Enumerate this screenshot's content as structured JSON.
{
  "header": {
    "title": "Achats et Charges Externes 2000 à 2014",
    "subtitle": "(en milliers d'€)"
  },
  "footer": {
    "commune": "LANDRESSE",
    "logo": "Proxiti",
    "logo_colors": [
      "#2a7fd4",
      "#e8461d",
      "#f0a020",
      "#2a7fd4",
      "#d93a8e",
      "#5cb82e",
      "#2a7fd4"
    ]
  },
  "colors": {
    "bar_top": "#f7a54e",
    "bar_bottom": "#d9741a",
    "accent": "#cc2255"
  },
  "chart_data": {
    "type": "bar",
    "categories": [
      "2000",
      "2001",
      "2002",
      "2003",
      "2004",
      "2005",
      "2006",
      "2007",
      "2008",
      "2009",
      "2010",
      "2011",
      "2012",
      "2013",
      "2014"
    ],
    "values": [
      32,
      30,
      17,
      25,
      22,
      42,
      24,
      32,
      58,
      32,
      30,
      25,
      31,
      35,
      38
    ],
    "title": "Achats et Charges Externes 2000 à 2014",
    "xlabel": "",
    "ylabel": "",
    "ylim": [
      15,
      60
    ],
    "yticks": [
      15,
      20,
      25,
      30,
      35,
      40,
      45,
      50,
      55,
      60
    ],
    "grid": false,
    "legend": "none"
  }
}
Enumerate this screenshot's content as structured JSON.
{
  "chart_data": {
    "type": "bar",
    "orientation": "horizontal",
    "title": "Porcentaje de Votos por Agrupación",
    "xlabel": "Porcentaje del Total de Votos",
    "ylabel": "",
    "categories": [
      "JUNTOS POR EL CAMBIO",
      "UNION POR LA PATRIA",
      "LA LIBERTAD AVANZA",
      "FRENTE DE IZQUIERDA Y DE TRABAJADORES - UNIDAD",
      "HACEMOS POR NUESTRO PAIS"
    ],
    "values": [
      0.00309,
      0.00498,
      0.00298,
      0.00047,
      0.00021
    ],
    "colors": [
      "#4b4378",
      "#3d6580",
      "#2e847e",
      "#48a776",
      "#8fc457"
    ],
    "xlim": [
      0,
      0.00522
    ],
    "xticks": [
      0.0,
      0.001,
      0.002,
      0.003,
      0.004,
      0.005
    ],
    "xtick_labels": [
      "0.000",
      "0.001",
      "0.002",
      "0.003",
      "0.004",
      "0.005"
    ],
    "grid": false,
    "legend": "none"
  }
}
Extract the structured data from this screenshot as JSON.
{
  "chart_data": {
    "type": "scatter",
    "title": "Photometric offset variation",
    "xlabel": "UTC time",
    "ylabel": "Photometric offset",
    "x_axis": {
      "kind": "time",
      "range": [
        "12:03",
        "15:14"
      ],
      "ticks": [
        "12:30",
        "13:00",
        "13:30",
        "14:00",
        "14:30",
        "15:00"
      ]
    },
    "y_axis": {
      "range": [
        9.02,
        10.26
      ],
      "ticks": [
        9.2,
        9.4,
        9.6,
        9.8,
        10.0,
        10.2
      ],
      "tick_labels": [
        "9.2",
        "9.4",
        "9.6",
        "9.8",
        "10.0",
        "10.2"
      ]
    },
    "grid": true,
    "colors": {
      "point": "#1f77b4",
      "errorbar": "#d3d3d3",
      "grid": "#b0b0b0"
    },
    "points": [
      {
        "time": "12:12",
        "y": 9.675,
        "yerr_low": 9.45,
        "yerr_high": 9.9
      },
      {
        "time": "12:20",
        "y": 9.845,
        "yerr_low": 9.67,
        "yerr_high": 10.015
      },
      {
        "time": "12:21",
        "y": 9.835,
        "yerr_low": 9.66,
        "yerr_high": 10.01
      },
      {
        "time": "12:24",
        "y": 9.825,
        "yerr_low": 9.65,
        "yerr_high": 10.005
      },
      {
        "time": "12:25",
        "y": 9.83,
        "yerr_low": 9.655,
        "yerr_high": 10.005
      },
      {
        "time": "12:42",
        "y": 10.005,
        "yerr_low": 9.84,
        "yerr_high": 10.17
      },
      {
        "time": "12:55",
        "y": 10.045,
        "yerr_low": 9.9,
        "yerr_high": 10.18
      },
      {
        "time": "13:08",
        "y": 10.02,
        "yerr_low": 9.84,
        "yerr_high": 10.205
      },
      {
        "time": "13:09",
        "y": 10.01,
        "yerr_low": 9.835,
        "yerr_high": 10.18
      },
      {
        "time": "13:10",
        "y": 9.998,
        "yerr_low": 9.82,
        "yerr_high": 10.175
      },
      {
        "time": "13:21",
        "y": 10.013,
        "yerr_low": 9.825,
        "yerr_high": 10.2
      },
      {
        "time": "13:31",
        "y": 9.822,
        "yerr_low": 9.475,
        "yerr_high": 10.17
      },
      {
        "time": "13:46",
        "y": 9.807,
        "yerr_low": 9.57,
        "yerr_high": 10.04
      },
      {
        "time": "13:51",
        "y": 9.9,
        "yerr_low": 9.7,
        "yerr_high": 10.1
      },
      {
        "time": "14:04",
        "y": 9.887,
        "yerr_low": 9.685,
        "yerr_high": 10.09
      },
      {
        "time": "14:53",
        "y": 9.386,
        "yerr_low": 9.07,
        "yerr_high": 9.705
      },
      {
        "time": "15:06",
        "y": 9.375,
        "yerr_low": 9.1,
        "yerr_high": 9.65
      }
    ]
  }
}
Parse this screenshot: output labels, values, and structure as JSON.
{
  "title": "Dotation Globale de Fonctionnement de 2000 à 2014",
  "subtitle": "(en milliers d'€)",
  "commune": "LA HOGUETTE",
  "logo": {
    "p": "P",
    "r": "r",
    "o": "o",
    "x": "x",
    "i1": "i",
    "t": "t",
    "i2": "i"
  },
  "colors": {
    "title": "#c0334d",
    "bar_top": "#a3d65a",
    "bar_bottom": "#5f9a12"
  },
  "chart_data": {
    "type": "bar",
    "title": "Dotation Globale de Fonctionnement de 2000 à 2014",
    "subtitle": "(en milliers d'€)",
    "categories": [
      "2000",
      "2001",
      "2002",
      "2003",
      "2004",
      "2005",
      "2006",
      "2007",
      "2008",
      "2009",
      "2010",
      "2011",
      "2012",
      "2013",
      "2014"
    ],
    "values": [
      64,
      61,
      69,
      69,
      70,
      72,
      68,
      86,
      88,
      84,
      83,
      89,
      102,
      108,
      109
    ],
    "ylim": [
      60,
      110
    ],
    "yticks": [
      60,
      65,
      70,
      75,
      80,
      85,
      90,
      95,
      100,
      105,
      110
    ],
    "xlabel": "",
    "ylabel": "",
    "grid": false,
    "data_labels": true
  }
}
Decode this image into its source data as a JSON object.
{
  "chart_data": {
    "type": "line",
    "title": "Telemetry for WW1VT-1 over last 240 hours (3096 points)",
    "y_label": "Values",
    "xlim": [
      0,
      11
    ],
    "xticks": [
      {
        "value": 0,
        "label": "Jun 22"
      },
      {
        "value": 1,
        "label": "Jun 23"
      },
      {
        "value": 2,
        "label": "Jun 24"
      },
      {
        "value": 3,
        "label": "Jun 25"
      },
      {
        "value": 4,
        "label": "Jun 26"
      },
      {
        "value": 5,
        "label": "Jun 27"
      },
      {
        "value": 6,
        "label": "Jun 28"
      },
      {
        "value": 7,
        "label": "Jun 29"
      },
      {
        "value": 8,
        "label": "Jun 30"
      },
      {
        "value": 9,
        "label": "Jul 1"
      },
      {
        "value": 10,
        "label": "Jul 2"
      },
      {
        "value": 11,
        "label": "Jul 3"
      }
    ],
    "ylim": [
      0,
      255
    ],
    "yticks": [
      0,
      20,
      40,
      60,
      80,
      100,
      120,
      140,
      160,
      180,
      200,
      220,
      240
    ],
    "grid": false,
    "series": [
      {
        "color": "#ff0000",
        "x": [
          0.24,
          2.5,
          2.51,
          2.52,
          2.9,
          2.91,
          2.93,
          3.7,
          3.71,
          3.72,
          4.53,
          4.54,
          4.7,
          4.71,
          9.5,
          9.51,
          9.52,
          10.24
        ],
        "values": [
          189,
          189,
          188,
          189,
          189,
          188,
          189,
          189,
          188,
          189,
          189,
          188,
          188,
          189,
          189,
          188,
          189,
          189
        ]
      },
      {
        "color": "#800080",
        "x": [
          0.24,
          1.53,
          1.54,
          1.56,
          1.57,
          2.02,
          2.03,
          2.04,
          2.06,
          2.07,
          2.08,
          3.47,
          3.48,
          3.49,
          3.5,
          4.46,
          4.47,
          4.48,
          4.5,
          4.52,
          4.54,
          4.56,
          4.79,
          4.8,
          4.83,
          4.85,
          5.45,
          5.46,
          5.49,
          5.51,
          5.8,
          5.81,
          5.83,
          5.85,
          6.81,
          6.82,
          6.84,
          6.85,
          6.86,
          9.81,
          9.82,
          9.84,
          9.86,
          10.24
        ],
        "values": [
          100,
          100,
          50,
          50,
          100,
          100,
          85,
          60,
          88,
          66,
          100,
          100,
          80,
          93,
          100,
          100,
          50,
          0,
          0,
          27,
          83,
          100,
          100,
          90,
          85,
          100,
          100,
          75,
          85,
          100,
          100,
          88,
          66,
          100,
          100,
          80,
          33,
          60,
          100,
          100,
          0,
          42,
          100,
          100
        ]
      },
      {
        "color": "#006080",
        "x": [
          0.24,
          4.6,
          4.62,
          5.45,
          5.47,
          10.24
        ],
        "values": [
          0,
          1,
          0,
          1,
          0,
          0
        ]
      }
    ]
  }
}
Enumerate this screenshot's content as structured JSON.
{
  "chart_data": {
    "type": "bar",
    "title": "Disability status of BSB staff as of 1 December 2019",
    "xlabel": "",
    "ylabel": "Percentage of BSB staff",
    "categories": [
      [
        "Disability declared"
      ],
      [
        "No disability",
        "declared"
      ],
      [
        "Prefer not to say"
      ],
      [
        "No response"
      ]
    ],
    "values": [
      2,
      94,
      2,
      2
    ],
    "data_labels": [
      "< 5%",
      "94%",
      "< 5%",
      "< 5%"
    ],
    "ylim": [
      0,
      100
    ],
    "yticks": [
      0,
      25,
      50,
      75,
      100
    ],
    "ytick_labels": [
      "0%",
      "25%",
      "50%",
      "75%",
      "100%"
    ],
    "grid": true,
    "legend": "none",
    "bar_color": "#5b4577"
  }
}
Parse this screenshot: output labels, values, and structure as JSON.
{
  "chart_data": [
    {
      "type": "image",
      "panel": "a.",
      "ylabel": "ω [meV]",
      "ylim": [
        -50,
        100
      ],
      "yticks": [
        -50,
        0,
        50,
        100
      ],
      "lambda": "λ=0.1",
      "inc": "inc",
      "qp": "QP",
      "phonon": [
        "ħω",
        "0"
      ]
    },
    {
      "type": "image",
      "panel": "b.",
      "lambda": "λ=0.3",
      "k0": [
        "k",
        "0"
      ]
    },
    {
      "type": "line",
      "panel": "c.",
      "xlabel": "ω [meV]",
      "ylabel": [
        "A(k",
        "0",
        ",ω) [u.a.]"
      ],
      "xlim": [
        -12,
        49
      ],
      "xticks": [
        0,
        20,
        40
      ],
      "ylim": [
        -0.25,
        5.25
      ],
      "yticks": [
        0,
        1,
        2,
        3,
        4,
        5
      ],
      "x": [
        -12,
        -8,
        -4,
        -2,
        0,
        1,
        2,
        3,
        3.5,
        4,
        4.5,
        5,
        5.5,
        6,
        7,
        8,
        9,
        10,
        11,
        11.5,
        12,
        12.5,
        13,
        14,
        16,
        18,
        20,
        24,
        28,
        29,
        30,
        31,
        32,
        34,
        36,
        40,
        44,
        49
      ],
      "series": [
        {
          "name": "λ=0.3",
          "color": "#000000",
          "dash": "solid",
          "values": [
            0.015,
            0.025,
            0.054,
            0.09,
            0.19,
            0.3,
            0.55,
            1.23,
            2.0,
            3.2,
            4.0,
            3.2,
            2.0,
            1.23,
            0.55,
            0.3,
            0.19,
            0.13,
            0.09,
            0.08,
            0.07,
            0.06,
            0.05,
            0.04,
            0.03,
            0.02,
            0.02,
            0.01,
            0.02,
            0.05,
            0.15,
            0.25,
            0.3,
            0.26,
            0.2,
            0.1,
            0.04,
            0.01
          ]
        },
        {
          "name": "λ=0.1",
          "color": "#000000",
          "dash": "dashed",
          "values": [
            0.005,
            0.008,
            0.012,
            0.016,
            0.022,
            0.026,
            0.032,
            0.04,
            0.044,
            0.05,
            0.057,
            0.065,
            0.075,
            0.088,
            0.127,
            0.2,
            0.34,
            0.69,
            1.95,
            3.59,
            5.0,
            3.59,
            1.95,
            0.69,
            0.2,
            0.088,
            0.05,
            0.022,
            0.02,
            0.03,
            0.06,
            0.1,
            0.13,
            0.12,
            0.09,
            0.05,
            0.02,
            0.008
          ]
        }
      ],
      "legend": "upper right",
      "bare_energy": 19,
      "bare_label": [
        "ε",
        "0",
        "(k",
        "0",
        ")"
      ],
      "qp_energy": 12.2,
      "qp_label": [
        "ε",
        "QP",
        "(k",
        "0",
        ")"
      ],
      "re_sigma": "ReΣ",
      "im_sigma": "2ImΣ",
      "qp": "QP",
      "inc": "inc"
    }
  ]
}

## [EXERCISE GOAL]
Report how many lines above hold the string "offset", giving nothing but the number.

## [THE RESPONSE]
2